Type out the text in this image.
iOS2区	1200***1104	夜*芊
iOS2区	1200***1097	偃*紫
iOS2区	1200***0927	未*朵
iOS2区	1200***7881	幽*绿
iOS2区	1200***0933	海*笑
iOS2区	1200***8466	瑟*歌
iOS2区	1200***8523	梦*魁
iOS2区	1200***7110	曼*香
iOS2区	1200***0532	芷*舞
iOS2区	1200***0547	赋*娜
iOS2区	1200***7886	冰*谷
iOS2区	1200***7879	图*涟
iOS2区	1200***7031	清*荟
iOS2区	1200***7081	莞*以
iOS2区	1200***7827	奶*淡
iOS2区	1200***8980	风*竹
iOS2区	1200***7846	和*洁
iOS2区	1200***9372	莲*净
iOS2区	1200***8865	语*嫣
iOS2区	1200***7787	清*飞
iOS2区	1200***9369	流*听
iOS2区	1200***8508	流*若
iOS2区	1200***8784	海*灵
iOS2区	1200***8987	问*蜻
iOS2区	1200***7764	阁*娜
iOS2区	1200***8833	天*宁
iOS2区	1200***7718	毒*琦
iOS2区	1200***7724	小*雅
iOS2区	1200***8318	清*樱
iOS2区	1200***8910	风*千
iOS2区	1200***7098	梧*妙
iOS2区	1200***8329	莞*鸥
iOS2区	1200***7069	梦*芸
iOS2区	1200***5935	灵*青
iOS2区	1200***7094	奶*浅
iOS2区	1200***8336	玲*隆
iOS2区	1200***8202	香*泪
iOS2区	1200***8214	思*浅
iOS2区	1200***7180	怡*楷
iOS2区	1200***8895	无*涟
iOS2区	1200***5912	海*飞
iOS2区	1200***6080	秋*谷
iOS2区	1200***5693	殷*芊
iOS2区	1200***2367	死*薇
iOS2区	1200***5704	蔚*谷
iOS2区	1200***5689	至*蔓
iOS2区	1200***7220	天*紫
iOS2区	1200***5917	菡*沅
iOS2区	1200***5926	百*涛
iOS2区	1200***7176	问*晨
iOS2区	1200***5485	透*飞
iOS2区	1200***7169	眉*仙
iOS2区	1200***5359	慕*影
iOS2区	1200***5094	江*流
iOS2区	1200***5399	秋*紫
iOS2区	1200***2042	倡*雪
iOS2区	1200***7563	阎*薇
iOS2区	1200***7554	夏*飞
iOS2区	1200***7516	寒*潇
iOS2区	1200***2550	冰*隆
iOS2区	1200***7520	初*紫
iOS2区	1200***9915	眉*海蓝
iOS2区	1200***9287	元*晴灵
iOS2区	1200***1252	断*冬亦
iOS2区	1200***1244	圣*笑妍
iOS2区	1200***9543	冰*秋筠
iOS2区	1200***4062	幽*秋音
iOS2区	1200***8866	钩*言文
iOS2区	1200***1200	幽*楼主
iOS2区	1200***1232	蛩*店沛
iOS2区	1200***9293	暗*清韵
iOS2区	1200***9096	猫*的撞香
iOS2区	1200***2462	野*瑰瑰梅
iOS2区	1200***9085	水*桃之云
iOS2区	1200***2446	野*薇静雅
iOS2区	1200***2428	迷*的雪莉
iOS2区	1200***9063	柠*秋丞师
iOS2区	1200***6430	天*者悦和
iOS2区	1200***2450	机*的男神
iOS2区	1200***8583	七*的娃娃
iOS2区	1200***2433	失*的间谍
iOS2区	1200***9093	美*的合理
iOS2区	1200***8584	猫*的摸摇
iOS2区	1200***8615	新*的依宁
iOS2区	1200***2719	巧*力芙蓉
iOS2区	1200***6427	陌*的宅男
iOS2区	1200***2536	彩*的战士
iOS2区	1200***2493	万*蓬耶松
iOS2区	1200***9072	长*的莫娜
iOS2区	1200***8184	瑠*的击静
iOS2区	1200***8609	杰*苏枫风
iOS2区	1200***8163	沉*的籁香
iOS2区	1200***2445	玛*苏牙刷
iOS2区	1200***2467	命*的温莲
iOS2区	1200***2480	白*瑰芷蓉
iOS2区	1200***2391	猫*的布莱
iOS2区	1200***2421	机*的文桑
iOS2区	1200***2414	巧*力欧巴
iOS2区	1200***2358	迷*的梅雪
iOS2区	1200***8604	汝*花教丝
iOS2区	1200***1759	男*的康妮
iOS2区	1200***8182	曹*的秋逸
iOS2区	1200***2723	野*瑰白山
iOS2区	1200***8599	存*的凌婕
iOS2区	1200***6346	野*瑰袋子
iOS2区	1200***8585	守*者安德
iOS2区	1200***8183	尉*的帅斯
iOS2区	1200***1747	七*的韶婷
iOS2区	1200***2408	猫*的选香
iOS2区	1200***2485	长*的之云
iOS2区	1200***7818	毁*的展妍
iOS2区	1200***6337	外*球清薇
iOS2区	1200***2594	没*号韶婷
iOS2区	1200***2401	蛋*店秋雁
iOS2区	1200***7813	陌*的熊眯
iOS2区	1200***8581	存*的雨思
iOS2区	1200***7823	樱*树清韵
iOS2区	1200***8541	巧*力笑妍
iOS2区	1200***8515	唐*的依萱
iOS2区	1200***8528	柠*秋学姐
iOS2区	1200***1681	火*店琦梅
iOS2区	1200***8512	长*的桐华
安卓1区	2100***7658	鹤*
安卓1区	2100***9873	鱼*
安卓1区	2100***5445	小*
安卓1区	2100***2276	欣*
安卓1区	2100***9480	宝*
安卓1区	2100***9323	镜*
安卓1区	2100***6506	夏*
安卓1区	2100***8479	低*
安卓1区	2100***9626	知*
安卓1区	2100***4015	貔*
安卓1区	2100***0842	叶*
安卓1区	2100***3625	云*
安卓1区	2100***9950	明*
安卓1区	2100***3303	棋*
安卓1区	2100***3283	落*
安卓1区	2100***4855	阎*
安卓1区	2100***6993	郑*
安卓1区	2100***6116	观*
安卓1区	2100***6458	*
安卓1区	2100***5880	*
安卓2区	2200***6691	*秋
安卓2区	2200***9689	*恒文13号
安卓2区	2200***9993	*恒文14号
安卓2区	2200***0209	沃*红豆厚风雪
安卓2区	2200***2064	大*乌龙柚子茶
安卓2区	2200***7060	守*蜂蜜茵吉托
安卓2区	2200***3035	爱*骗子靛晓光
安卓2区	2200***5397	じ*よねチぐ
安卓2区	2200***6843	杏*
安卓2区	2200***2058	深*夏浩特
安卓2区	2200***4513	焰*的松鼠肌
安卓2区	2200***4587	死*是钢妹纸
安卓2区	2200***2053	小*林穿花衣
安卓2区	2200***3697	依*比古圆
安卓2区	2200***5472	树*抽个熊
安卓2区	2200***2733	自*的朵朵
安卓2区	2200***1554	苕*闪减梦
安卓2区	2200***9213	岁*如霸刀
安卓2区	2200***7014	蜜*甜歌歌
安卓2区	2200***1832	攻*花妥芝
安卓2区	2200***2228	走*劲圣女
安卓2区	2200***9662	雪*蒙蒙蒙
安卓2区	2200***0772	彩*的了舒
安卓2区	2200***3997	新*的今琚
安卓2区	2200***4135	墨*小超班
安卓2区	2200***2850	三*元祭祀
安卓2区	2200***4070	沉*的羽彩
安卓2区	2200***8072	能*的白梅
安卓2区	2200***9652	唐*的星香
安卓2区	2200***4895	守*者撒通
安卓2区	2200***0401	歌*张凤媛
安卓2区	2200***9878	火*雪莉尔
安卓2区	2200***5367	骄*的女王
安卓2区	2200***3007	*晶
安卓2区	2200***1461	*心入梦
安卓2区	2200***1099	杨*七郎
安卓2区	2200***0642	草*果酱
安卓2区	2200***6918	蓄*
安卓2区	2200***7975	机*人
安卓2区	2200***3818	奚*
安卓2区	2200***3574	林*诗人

◇ ◇ ◇ ◇ ◇

Write out all the lines again, exactly as they are.

Type out the text in this image.
iOS2区	1200***1104	夜*芊
iOS2区	1200***1097	偃*紫
iOS2区	1200***0927	未*朵
iOS2区	1200***7881	幽*绿
iOS2区	1200***0933	海*笑
iOS2区	1200***8466	瑟*歌
iOS2区	1200***8523	梦*魁
iOS2区	1200***7110	曼*香
iOS2区	1200***0532	芷*舞
iOS2区	1200***0547	赋*娜
iOS2区	1200***7886	冰*谷
iOS2区	1200***7879	图*涟
iOS2区	1200***7031	清*荟
iOS2区	1200***7081	莞*以
iOS2区	1200***7827	奶*淡
iOS2区	1200***8980	风*竹
iOS2区	1200***7846	和*洁
iOS2区	1200***9372	莲*净
iOS2区	1200***8865	语*嫣
iOS2区	1200***7787	清*飞
iOS2区	1200***9369	流*听
iOS2区	1200***8508	流*若
iOS2区	1200***8784	海*灵
iOS2区	1200***8987	问*蜻
iOS2区	1200***7764	阁*娜
iOS2区	1200***8833	天*宁
iOS2区	1200***7718	毒*琦
iOS2区	1200***7724	小*雅
iOS2区	1200***8318	清*樱
iOS2区	1200***8910	风*千
iOS2区	1200***7098	梧*妙
iOS2区	1200***8329	莞*鸥
iOS2区	1200***7069	梦*芸
iOS2区	1200***5935	灵*青
iOS2区	1200***7094	奶*浅
iOS2区	1200***8336	玲*隆
iOS2区	1200***8202	香*泪
iOS2区	1200***8214	思*浅
iOS2区	1200***7180	怡*楷
iOS2区	1200***8895	无*涟
iOS2区	1200***5912	海*飞
iOS2区	1200***6080	秋*谷
iOS2区	1200***5693	殷*芊
iOS2区	1200***2367	死*薇
iOS2区	1200***5704	蔚*谷
iOS2区	1200***5689	至*蔓
iOS2区	1200***7220	天*紫
iOS2区	1200***5917	菡*沅
iOS2区	1200***5926	百*涛
iOS2区	1200***7176	问*晨
iOS2区	1200***5485	透*飞
iOS2区	1200***7169	眉*仙
iOS2区	1200***5359	慕*影
iOS2区	1200***5094	江*流
iOS2区	1200***5399	秋*紫
iOS2区	1200***2042	倡*雪
iOS2区	1200***7563	阎*薇
iOS2区	1200***7554	夏*飞
iOS2区	1200***7516	寒*潇
iOS2区	1200***2550	冰*隆
iOS2区	1200***7520	初*紫
iOS2区	1200***9915	眉*海蓝
iOS2区	1200***9287	元*晴灵
iOS2区	1200***1252	断*冬亦
iOS2区	1200***1244	圣*笑妍
iOS2区	1200***9543	冰*秋筠
iOS2区	1200***4062	幽*秋音
iOS2区	1200***8866	钩*言文
iOS2区	1200***1200	幽*楼主
iOS2区	1200***1232	蛩*店沛
iOS2区	1200***9293	暗*清韵
iOS2区	1200***9096	猫*的撞香
iOS2区	1200***2462	野*瑰瑰梅
iOS2区	1200***9085	水*桃之云
iOS2区	1200***2446	野*薇静雅
iOS2区	1200***2428	迷*的雪莉
iOS2区	1200***9063	柠*秋丞师
iOS2区	1200***6430	天*者悦和
iOS2区	1200***2450	机*的男神
iOS2区	1200***8583	七*的娃娃
iOS2区	1200***2433	失*的间谍
iOS2区	1200***9093	美*的合理
iOS2区	1200***8584	猫*的摸摇
iOS2区	1200***8615	新*的依宁
iOS2区	1200***2719	巧*力芙蓉
iOS2区	1200***6427	陌*的宅男
iOS2区	1200***2536	彩*的战士
iOS2区	1200***2493	万*蓬耶松
iOS2区	1200***9072	长*的莫娜
iOS2区	1200***8184	瑠*的击静
iOS2区	1200***8609	杰*苏枫风
iOS2区	1200***8163	沉*的籁香
iOS2区	1200***2445	玛*苏牙刷
iOS2区	1200***2467	命*的温莲
iOS2区	1200***2480	白*瑰芷蓉
iOS2区	1200***2391	猫*的布莱
iOS2区	1200***2421	机*的文桑
iOS2区	1200***2414	巧*力欧巴
iOS2区	1200***2358	迷*的梅雪
iOS2区	1200***8604	汝*花教丝
iOS2区	1200***1759	男*的康妮
iOS2区	1200***8182	曹*的秋逸
iOS2区	1200***2723	野*瑰白山
iOS2区	1200***8599	存*的凌婕
iOS2区	1200***6346	野*瑰袋子
iOS2区	1200***8585	守*者安德
iOS2区	1200***8183	尉*的帅斯
iOS2区	1200***1747	七*的韶婷
iOS2区	1200***2408	猫*的选香
iOS2区	1200***2485	长*的之云
iOS2区	1200***7818	毁*的展妍
iOS2区	1200***6337	外*球清薇
iOS2区	1200***2594	没*号韶婷
iOS2区	1200***2401	蛋*店秋雁
iOS2区	1200***7813	陌*的熊眯
iOS2区	1200***8581	存*的雨思
iOS2区	1200***7823	樱*树清韵
iOS2区	1200***8541	巧*力笑妍
iOS2区	1200***8515	唐*的依萱
iOS2区	1200***8528	柠*秋学姐
iOS2区	1200***1681	火*店琦梅
iOS2区	1200***8512	长*的桐华
安卓1区	2100***7658	鹤*
安卓1区	2100***9873	鱼*
安卓1区	2100***5445	小*
安卓1区	2100***2276	欣*
安卓1区	2100***9480	宝*
安卓1区	2100***9323	镜*
安卓1区	2100***6506	夏*
安卓1区	2100***8479	低*
安卓1区	2100***9626	知*
安卓1区	2100***4015	貔*
安卓1区	2100***0842	叶*
安卓1区	2100***3625	云*
安卓1区	2100***9950	明*
安卓1区	2100***3303	棋*
安卓1区	2100***3283	落*
安卓1区	2100***4855	阎*
安卓1区	2100***6993	郑*
安卓1区	2100***6116	观*
安卓1区	2100***6458	*
安卓1区	2100***5880	*
安卓2区	2200***6691	*秋
安卓2区	2200***9689	*恒文13号
安卓2区	2200***9993	*恒文14号
安卓2区	2200***0209	沃*红豆厚风雪
安卓2区	2200***2064	大*乌龙柚子茶
安卓2区	2200***7060	守*蜂蜜茵吉托
安卓2区	2200***3035	爱*骗子靛晓光
安卓2区	2200***5397	じ*よねチぐ
安卓2区	2200***6843	杏*
安卓2区	2200***2058	深*夏浩特
安卓2区	2200***4513	焰*的松鼠肌
安卓2区	2200***4587	死*是钢妹纸
安卓2区	2200***2053	小*林穿花衣
安卓2区	2200***3697	依*比古圆
安卓2区	2200***5472	树*抽个熊
安卓2区	2200***2733	自*的朵朵
安卓2区	2200***1554	苕*闪减梦
安卓2区	2200***9213	岁*如霸刀
安卓2区	2200***7014	蜜*甜歌歌
安卓2区	2200***1832	攻*花妥芝
安卓2区	2200***2228	走*劲圣女
安卓2区	2200***9662	雪*蒙蒙蒙
安卓2区	2200***0772	彩*的了舒
安卓2区	2200***3997	新*的今琚
安卓2区	2200***4135	墨*小超班
安卓2区	2200***2850	三*元祭祀
安卓2区	2200***4070	沉*的羽彩
安卓2区	2200***8072	能*的白梅
安卓2区	2200***9652	唐*的星香
安卓2区	2200***4895	守*者撒通
安卓2区	2200***0401	歌*张凤媛
安卓2区	2200***9878	火*雪莉尔
安卓2区	2200***5367	骄*的女王
安卓2区	2200***3007	*晶
安卓2区	2200***1461	*心入梦
安卓2区	2200***1099	杨*七郎
安卓2区	2200***0642	草*果酱
安卓2区	2200***6918	蓄*
安卓2区	2200***7975	机*人
安卓2区	2200***3818	奚*
安卓2区	2200***3574	林*诗人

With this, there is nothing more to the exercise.